Records from a dataset:
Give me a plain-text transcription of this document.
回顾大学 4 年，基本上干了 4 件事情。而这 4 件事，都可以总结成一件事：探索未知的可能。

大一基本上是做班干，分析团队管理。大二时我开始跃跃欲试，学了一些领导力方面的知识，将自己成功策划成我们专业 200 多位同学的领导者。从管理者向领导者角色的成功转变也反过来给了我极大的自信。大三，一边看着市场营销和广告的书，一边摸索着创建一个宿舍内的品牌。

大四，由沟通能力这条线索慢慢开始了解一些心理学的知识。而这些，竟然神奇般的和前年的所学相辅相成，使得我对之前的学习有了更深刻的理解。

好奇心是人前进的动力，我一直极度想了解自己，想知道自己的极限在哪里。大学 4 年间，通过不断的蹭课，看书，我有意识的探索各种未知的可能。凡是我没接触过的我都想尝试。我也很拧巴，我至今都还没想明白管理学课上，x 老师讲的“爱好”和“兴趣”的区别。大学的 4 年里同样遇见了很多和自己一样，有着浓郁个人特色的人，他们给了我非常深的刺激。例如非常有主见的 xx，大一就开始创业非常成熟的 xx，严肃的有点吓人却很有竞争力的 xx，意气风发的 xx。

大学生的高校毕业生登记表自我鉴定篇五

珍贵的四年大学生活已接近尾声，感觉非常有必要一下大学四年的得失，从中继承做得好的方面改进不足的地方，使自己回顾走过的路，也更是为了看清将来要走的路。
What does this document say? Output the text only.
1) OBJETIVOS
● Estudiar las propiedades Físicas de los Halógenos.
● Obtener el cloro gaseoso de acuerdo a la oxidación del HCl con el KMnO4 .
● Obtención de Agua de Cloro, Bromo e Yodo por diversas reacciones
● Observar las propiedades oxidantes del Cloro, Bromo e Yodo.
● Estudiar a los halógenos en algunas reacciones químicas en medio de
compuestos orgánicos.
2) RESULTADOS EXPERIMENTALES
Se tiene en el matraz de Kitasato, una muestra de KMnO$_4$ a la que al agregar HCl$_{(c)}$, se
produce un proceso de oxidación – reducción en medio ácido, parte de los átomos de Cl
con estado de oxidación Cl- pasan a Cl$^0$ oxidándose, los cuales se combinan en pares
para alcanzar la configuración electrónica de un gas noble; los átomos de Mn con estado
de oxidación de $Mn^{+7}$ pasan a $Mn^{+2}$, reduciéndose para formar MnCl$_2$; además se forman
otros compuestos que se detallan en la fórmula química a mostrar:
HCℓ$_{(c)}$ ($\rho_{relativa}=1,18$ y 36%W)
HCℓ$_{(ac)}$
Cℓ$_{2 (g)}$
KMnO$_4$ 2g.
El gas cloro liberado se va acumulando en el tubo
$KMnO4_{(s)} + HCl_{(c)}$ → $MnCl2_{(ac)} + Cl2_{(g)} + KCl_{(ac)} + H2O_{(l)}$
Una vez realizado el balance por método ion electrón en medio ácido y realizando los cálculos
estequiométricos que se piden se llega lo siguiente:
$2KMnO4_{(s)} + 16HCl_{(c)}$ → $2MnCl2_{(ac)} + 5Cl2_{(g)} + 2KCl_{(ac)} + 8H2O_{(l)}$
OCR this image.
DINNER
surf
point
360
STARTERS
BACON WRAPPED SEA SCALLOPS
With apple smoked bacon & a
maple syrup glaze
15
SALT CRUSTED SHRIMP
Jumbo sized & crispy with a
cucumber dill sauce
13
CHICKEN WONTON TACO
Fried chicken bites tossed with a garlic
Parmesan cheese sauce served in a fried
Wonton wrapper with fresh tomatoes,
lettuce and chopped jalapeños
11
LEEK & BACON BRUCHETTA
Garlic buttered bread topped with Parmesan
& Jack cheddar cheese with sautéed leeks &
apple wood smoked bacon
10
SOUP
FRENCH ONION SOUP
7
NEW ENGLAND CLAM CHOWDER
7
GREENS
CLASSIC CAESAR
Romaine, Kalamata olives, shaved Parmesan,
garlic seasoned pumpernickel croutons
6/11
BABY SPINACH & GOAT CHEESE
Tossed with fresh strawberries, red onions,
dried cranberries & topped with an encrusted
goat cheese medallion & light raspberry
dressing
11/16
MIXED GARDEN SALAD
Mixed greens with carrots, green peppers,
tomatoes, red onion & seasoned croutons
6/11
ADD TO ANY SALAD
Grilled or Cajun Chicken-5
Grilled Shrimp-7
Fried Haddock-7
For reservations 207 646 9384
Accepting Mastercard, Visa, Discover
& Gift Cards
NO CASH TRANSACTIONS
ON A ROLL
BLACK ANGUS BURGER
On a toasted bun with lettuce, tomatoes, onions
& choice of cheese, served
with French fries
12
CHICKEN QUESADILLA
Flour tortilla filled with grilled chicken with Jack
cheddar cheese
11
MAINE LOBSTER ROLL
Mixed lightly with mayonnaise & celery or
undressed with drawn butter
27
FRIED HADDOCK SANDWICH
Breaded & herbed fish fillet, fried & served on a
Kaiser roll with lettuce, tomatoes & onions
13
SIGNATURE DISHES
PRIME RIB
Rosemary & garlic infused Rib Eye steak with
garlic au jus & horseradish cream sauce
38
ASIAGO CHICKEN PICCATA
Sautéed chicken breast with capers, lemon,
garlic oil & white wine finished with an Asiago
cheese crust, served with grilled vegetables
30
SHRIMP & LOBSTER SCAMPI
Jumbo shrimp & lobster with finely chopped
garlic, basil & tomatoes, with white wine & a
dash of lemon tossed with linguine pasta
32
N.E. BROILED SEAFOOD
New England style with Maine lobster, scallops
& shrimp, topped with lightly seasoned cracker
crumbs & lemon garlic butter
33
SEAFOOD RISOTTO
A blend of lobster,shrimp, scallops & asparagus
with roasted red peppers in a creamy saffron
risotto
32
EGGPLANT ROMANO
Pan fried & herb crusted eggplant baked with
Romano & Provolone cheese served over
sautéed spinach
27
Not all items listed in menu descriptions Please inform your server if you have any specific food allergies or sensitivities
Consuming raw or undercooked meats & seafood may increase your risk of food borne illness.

▶ Problem description:
Copy out all of the lines above exactly.

▶ Result below:
Give me a plain-text transcription of this document.
回顾大学 4 年，基本上干了 4 件事情。而这 4 件事，都可以总结成一件事：探索未知的可能。

大一基本上是做班干，分析团队管理。大二时我开始跃跃欲试，学了一些领导力方面的知识，将自己成功策划成我们专业 200 多位同学的领导者。从管理者向领导者角色的成功转变也反过来给了我极大的自信。大三，一边看着市场营销和广告的书，一边摸索着创建一个宿舍内的品牌。

大四，由沟通能力这条线索慢慢开始了解一些心理学的知识。而这些，竟然神奇般的和前年的所学相辅相成，使得我对之前的学习有了更深刻的理解。

好奇心是人前进的动力，我一直极度想了解自己，想知道自己的极限在哪里。大学 4 年间，通过不断的蹭课，看书，我有意识的探索各种未知的可能。凡是我没接触过的我都想尝试。我也很拧巴，我至今都还没想明白管理学课上，x 老师讲的“爱好”和“兴趣”的区别。大学的 4 年里同样遇见了很多和自己一样，有着浓郁个人特色的人，他们给了我非常深的刺激。例如非常有主见的 xx，大一就开始创业非常成熟的 xx，严肃的有点吓人却很有竞争力的 xx，意气风发的 xx。

大学生的高校毕业生登记表自我鉴定篇五

珍贵的四年大学生活已接近尾声，感觉非常有必要一下大学四年的得失，从中继承做得好的方面改进不足的地方，使自己回顾走过的路，也更是为了看清将来要走的路。
What does this document say? Output the text only.
1) OBJETIVOS
● Estudiar las propiedades Físicas de los Halógenos.
● Obtener el cloro gaseoso de acuerdo a la oxidación del HCl con el KMnO4 .
● Obtención de Agua de Cloro, Bromo e Yodo por diversas reacciones
● Observar las propiedades oxidantes del Cloro, Bromo e Yodo.
● Estudiar a los halógenos en algunas reacciones químicas en medio de
compuestos orgánicos.
2) RESULTADOS EXPERIMENTALES
Se tiene en el matraz de Kitasato, una muestra de KMnO$_4$ a la que al agregar HCl$_{(c)}$, se
produce un proceso de oxidación – reducción en medio ácido, parte de los átomos de Cl
con estado de oxidación Cl- pasan a Cl$^0$ oxidándose, los cuales se combinan en pares
para alcanzar la configuración electrónica de un gas noble; los átomos de Mn con estado
de oxidación de $Mn^{+7}$ pasan a $Mn^{+2}$, reduciéndose para formar MnCl$_2$; además se forman
otros compuestos que se detallan en la fórmula química a mostrar:
HCℓ$_{(c)}$ ($\rho_{relativa}=1,18$ y 36%W)
HCℓ$_{(ac)}$
Cℓ$_{2 (g)}$
KMnO$_4$ 2g.
El gas cloro liberado se va acumulando en el tubo
$KMnO4_{(s)} + HCl_{(c)}$ → $MnCl2_{(ac)} + Cl2_{(g)} + KCl_{(ac)} + H2O_{(l)}$
Una vez realizado el balance por método ion electrón en medio ácido y realizando los cálculos
estequiométricos que se piden se llega lo siguiente:
$2KMnO4_{(s)} + 16HCl_{(c)}$ → $2MnCl2_{(ac)} + 5Cl2_{(g)} + 2KCl_{(ac)} + 8H2O_{(l)}$
OCR this image.
DINNER
surf
point
360
STARTERS
BACON WRAPPED SEA SCALLOPS
With apple smoked bacon & a
maple syrup glaze
15
SALT CRUSTED SHRIMP
Jumbo sized & crispy with a
cucumber dill sauce
13
CHICKEN WONTON TACO
Fried chicken bites tossed with a garlic
Parmesan cheese sauce served in a fried
Wonton wrapper with fresh tomatoes,
lettuce and chopped jalapeños
11
LEEK & BACON BRUCHETTA
Garlic buttered bread topped with Parmesan
& Jack cheddar cheese with sautéed leeks &
apple wood smoked bacon
10
SOUP
FRENCH ONION SOUP
7
NEW ENGLAND CLAM CHOWDER
7
GREENS
CLASSIC CAESAR
Romaine, Kalamata olives, shaved Parmesan,
garlic seasoned pumpernickel croutons
6/11
BABY SPINACH & GOAT CHEESE
Tossed with fresh strawberries, red onions,
dried cranberries & topped with an encrusted
goat cheese medallion & light raspberry
dressing
11/16
MIXED GARDEN SALAD
Mixed greens with carrots, green peppers,
tomatoes, red onion & seasoned croutons
6/11
ADD TO ANY SALAD
Grilled or Cajun Chicken-5
Grilled Shrimp-7
Fried Haddock-7
For reservations 207 646 9384
Accepting Mastercard, Visa, Discover
& Gift Cards
NO CASH TRANSACTIONS
ON A ROLL
BLACK ANGUS BURGER
On a toasted bun with lettuce, tomatoes, onions
& choice of cheese, served
with French fries
12
CHICKEN QUESADILLA
Flour tortilla filled with grilled chicken with Jack
cheddar cheese
11
MAINE LOBSTER ROLL
Mixed lightly with mayonnaise & celery or
undressed with drawn butter
27
FRIED HADDOCK SANDWICH
Breaded & herbed fish fillet, fried & served on a
Kaiser roll with lettuce, tomatoes & onions
13
SIGNATURE DISHES
PRIME RIB
Rosemary & garlic infused Rib Eye steak with
garlic au jus & horseradish cream sauce
38
ASIAGO CHICKEN PICCATA
Sautéed chicken breast with capers, lemon,
garlic oil & white wine finished with an Asiago
cheese crust, served with grilled vegetables
30
SHRIMP & LOBSTER SCAMPI
Jumbo shrimp & lobster with finely chopped
garlic, basil & tomatoes, with white wine & a
dash of lemon tossed with linguine pasta
32
N.E. BROILED SEAFOOD
New England style with Maine lobster, scallops
& shrimp, topped with lightly seasoned cracker
crumbs & lemon garlic butter
33
SEAFOOD RISOTTO
A blend of lobster,shrimp, scallops & asparagus
with roasted red peppers in a creamy saffron
risotto
32
EGGPLANT ROMANO
Pan fried & herb crusted eggplant baked with
Romano & Provolone cheese served over
sautéed spinach
27
Not all items listed in menu descriptions Please inform your server if you have any specific food allergies or sensitivities
Consuming raw or undercooked meats & seafood may increase your risk of food borne illness.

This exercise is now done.